▶ EXERCISE REQUIREMENTS:
Retype all of the listing exactly, passing over any picture you find.

──────── GIVEN ENTRIES

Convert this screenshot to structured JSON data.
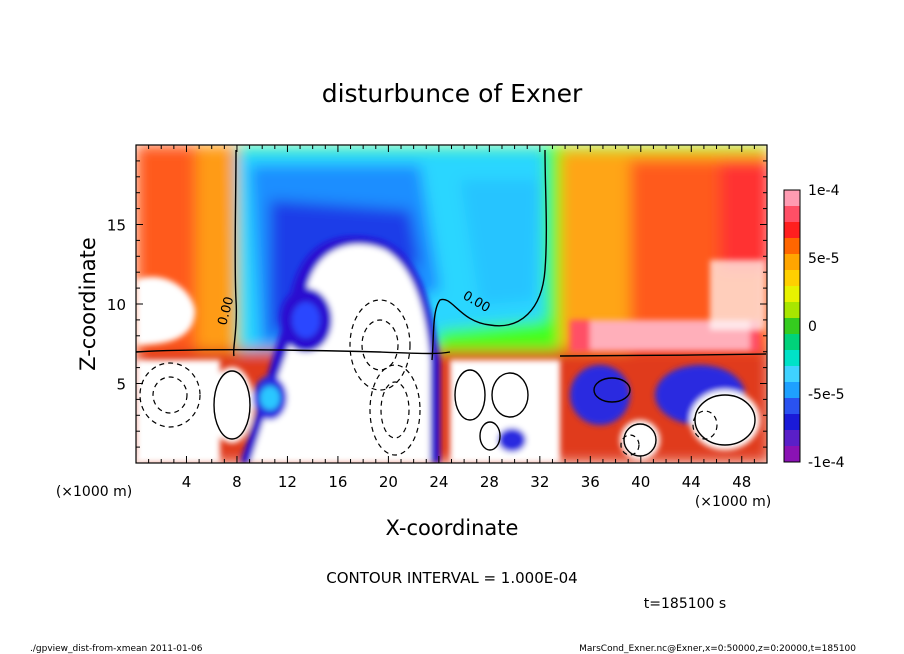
{
  "chart_data": {
    "type": "heatmap",
    "title": "disturbunce of Exner",
    "xlabel": "X-coordinate",
    "ylabel": "Z-coordinate",
    "x_unit": "(×1000 m)",
    "y_unit": "(×1000 m)",
    "xlim": [
      0,
      50
    ],
    "ylim": [
      0,
      20
    ],
    "x_ticks": [
      "4",
      "8",
      "12",
      "16",
      "20",
      "24",
      "28",
      "32",
      "36",
      "40",
      "44",
      "48"
    ],
    "x_tick_values": [
      4,
      8,
      12,
      16,
      20,
      24,
      28,
      32,
      36,
      40,
      44,
      48
    ],
    "y_ticks": [
      "5",
      "10",
      "15"
    ],
    "y_tick_values": [
      5,
      10,
      15
    ],
    "colorbar": {
      "range": [
        -0.0001,
        0.0001
      ],
      "tick_labels": [
        "1e-4",
        "5e-5",
        "0",
        "-5e-5",
        "-1e-4"
      ],
      "tick_values": [
        0.0001,
        5e-05,
        0,
        -5e-05,
        -0.0001
      ],
      "colors": [
        "#ff9bb2",
        "#ff4f66",
        "#ff1f1f",
        "#ff6600",
        "#ffa500",
        "#ffd000",
        "#e8f200",
        "#a8e600",
        "#35cc1f",
        "#00d27a",
        "#00e2c8",
        "#3fd2ff",
        "#1ea0ff",
        "#2a52f0",
        "#1a1ad8",
        "#5a1fc8",
        "#8a12b4"
      ]
    },
    "contour_labels": [
      "0.00",
      "0.00"
    ],
    "contour_interval_text": "CONTOUR INTERVAL = 1.000E-04",
    "time_text": "t=185100 s"
  },
  "footer": {
    "left": "./gpview_dist-from-xmean  2011-01-06",
    "right": "MarsCond_Exner.nc@Exner,x=0:50000,z=0:20000,t=185100"
  }
}
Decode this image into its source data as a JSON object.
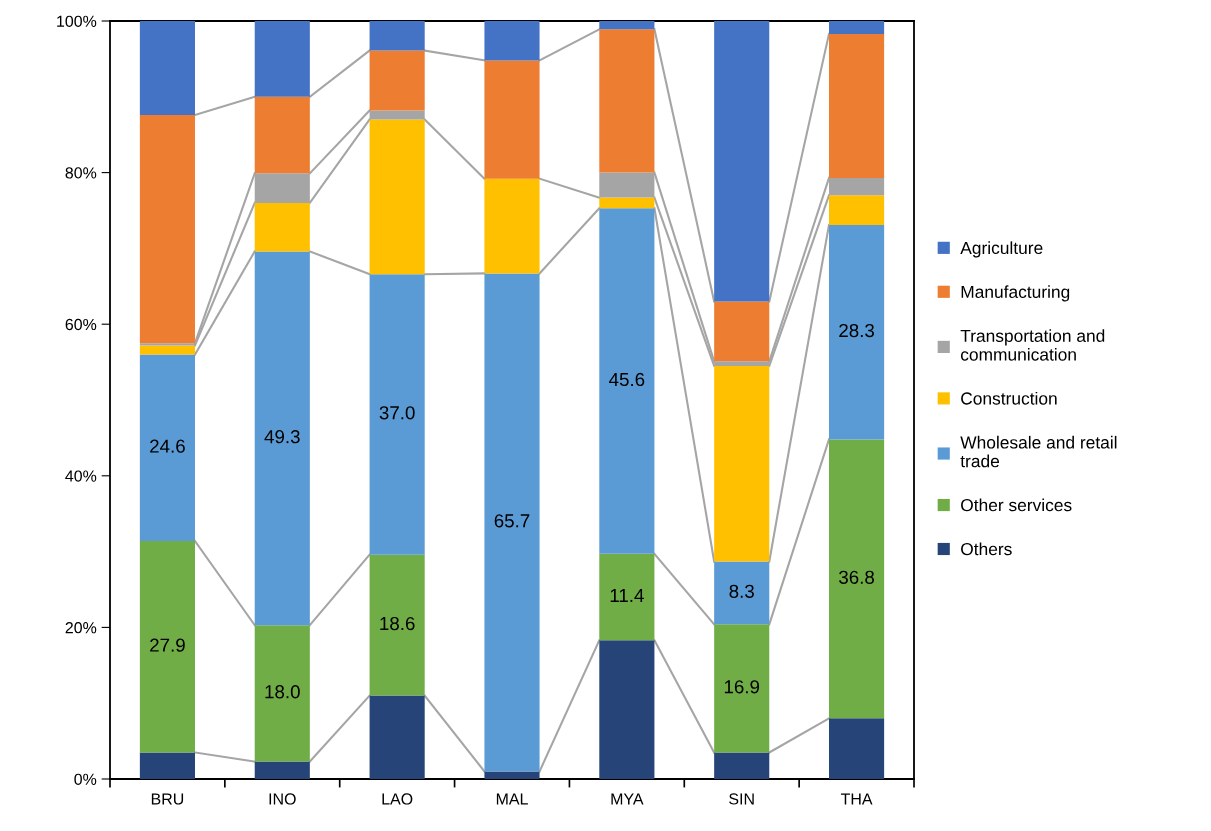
{
  "chart_data": {
    "type": "bar",
    "stacked": true,
    "categories": [
      "BRU",
      "INO",
      "LAO",
      "MAL",
      "MYA",
      "SIN",
      "THA"
    ],
    "series": [
      {
        "name": "Others",
        "color": "#264478",
        "values": [
          3.5,
          2.3,
          11.0,
          1.0,
          18.3,
          3.5,
          8.0
        ],
        "value_labels": [
          null,
          null,
          null,
          null,
          null,
          null,
          null
        ]
      },
      {
        "name": "Other services",
        "color": "#70ad47",
        "values": [
          27.9,
          18.0,
          18.6,
          0,
          11.4,
          16.9,
          36.8
        ],
        "value_labels": [
          "27.9",
          "18.0",
          "18.6",
          null,
          "11.4",
          "16.9",
          "36.8"
        ]
      },
      {
        "name": "Wholesale and retail\ntrade",
        "color": "#5b9bd5",
        "values": [
          24.6,
          49.3,
          37.0,
          65.7,
          45.6,
          8.3,
          28.3
        ],
        "value_labels": [
          "24.6",
          "49.3",
          "37.0",
          "65.7",
          "45.6",
          "8.3",
          "28.3"
        ]
      },
      {
        "name": "Construction",
        "color": "#ffc000",
        "values": [
          1.2,
          6.4,
          20.4,
          12.5,
          1.4,
          25.8,
          3.9
        ],
        "value_labels": [
          null,
          null,
          null,
          null,
          null,
          null,
          null
        ]
      },
      {
        "name": "Transportation and\ncommunication",
        "color": "#a5a5a5",
        "values": [
          0.3,
          3.9,
          1.2,
          0,
          3.3,
          0.6,
          2.3
        ],
        "value_labels": [
          null,
          null,
          null,
          null,
          null,
          null,
          null
        ]
      },
      {
        "name": "Manufacturing",
        "color": "#ed7d31",
        "values": [
          30.1,
          10.1,
          7.9,
          15.6,
          18.9,
          7.9,
          19.0
        ],
        "value_labels": [
          null,
          null,
          null,
          null,
          null,
          null,
          null
        ]
      },
      {
        "name": "Agriculture",
        "color": "#4472c4",
        "values": [
          12.4,
          10.0,
          3.9,
          5.2,
          1.1,
          37.0,
          1.7
        ],
        "value_labels": [
          null,
          null,
          null,
          null,
          null,
          null,
          null
        ]
      }
    ],
    "ylim": [
      0,
      100
    ],
    "yticks": [
      {
        "value": 0,
        "label": "0%"
      },
      {
        "value": 20,
        "label": "20%"
      },
      {
        "value": 40,
        "label": "40%"
      },
      {
        "value": 60,
        "label": "60%"
      },
      {
        "value": 80,
        "label": "80%"
      },
      {
        "value": 100,
        "label": "100%"
      }
    ],
    "grid": false,
    "legend": "right"
  }
}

────────────────

▶ THE COMPLETED TASK:
Convert this screenshot to structured JSON data.
{
  "chart_data": {
    "type": "heatmap",
    "title": "disturbunce of Exner",
    "xlabel": "X-coordinate",
    "ylabel": "Z-coordinate",
    "x_unit": "(×1000 m)",
    "y_unit": "(×1000 m)",
    "xlim": [
      0,
      50
    ],
    "ylim": [
      0,
      20
    ],
    "x_ticks": [
      "4",
      "8",
      "12",
      "16",
      "20",
      "24",
      "28",
      "32",
      "36",
      "40",
      "44",
      "48"
    ],
    "x_tick_values": [
      4,
      8,
      12,
      16,
      20,
      24,
      28,
      32,
      36,
      40,
      44,
      48
    ],
    "y_ticks": [
      "5",
      "10",
      "15"
    ],
    "y_tick_values": [
      5,
      10,
      15
    ],
    "colorbar": {
      "range": [
        -0.0001,
        0.0001
      ],
      "tick_labels": [
        "1e-4",
        "5e-5",
        "0",
        "-5e-5",
        "-1e-4"
      ],
      "tick_values": [
        0.0001,
        5e-05,
        0,
        -5e-05,
        -0.0001
      ],
      "colors": [
        "#ff9bb2",
        "#ff4f66",
        "#ff1f1f",
        "#ff6600",
        "#ffa500",
        "#ffd000",
        "#e8f200",
        "#a8e600",
        "#35cc1f",
        "#00d27a",
        "#00e2c8",
        "#3fd2ff",
        "#1ea0ff",
        "#2a52f0",
        "#1a1ad8",
        "#5a1fc8",
        "#8a12b4"
      ]
    },
    "contour_labels": [
      "0.00",
      "0.00"
    ],
    "contour_interval_text": "CONTOUR INTERVAL = 1.000E-04",
    "time_text": "t=185100 s"
  },
  "footer": {
    "left": "./gpview_dist-from-xmean  2011-01-06",
    "right": "MarsCond_Exner.nc@Exner,x=0:50000,z=0:20000,t=185100"
  }
}
Decode this image into its source data as a JSON object.
{
  "chart_data": {
    "type": "bar",
    "stacked": true,
    "categories": [
      "BRU",
      "INO",
      "LAO",
      "MAL",
      "MYA",
      "SIN",
      "THA"
    ],
    "series": [
      {
        "name": "Others",
        "color": "#264478",
        "values": [
          3.5,
          2.3,
          11.0,
          1.0,
          18.3,
          3.5,
          8.0
        ],
        "value_labels": [
          null,
          null,
          null,
          null,
          null,
          null,
          null
        ]
      },
      {
        "name": "Other services",
        "color": "#70ad47",
        "values": [
          27.9,
          18.0,
          18.6,
          0,
          11.4,
          16.9,
          36.8
        ],
        "value_labels": [
          "27.9",
          "18.0",
          "18.6",
          null,
          "11.4",
          "16.9",
          "36.8"
        ]
      },
      {
        "name": "Wholesale and retail\ntrade",
        "color": "#5b9bd5",
        "values": [
          24.6,
          49.3,
          37.0,
          65.7,
          45.6,
          8.3,
          28.3
        ],
        "value_labels": [
          "24.6",
          "49.3",
          "37.0",
          "65.7",
          "45.6",
          "8.3",
          "28.3"
        ]
      },
      {
        "name": "Construction",
        "color": "#ffc000",
        "values": [
          1.2,
          6.4,
          20.4,
          12.5,
          1.4,
          25.8,
          3.9
        ],
        "value_labels": [
          null,
          null,
          null,
          null,
          null,
          null,
          null
        ]
      },
      {
        "name": "Transportation and\ncommunication",
        "color": "#a5a5a5",
        "values": [
          0.3,
          3.9,
          1.2,
          0,
          3.3,
          0.6,
          2.3
        ],
        "value_labels": [
          null,
          null,
          null,
          null,
          null,
          null,
          null
        ]
      },
      {
        "name": "Manufacturing",
        "color": "#ed7d31",
        "values": [
          30.1,
          10.1,
          7.9,
          15.6,
          18.9,
          7.9,
          19.0
        ],
        "value_labels": [
          null,
          null,
          null,
          null,
          null,
          null,
          null
        ]
      },
      {
        "name": "Agriculture",
        "color": "#4472c4",
        "values": [
          12.4,
          10.0,
          3.9,
          5.2,
          1.1,
          37.0,
          1.7
        ],
        "value_labels": [
          null,
          null,
          null,
          null,
          null,
          null,
          null
        ]
      }
    ],
    "ylim": [
      0,
      100
    ],
    "yticks": [
      {
        "value": 0,
        "label": "0%"
      },
      {
        "value": 20,
        "label": "20%"
      },
      {
        "value": 40,
        "label": "40%"
      },
      {
        "value": 60,
        "label": "60%"
      },
      {
        "value": 80,
        "label": "80%"
      },
      {
        "value": 100,
        "label": "100%"
      }
    ],
    "grid": false,
    "legend": "right"
  }
}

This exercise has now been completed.